Request -
For the listing below, give the count of lines containing "theme", and no other text.

Data excerpts:
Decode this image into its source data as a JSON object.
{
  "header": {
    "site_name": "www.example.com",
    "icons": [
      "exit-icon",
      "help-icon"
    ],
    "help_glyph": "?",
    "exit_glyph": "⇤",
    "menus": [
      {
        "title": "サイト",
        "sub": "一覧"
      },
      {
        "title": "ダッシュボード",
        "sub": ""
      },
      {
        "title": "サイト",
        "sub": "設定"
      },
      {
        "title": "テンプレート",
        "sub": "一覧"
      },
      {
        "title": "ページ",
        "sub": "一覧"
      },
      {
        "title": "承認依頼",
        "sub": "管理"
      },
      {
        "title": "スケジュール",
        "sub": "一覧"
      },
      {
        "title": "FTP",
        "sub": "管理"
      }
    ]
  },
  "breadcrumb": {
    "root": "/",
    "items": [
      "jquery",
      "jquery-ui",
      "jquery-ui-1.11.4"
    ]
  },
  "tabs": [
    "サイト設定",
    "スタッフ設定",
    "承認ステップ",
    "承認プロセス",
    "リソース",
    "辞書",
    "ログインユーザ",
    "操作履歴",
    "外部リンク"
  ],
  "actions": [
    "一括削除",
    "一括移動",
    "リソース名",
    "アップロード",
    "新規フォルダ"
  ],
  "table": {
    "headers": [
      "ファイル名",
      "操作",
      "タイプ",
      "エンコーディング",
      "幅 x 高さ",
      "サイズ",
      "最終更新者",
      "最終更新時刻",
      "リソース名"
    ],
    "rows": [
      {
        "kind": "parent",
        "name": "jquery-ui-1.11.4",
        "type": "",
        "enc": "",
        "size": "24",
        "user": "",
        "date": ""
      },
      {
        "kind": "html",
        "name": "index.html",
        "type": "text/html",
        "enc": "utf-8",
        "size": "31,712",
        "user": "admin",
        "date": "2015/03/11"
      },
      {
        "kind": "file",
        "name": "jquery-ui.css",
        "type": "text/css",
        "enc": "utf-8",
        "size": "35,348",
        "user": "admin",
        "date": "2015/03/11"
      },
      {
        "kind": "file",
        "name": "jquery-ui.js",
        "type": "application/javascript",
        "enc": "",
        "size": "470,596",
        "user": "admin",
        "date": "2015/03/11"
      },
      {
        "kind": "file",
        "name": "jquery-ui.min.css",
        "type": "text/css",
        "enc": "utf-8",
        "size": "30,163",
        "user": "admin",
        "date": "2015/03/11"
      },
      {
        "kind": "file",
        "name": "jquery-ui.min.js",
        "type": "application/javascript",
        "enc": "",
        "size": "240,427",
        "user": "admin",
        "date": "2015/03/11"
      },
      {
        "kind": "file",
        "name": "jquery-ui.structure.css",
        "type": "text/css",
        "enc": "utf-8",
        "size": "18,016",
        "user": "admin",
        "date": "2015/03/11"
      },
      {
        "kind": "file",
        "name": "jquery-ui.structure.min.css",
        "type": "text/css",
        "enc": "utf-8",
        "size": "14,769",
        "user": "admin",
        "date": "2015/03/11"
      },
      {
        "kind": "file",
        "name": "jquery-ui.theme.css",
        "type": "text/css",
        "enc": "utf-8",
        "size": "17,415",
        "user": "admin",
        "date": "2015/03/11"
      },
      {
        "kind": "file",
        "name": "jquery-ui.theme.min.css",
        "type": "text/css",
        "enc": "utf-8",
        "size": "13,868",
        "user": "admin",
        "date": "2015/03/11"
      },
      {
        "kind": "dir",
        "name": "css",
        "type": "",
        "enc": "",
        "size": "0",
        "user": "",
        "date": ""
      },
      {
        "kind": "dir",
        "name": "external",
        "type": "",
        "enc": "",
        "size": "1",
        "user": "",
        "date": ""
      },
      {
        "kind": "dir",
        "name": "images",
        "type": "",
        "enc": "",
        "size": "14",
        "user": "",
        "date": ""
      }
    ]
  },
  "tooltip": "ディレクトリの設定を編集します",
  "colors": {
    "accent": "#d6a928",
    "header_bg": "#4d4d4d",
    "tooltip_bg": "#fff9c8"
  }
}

Correct answer -
2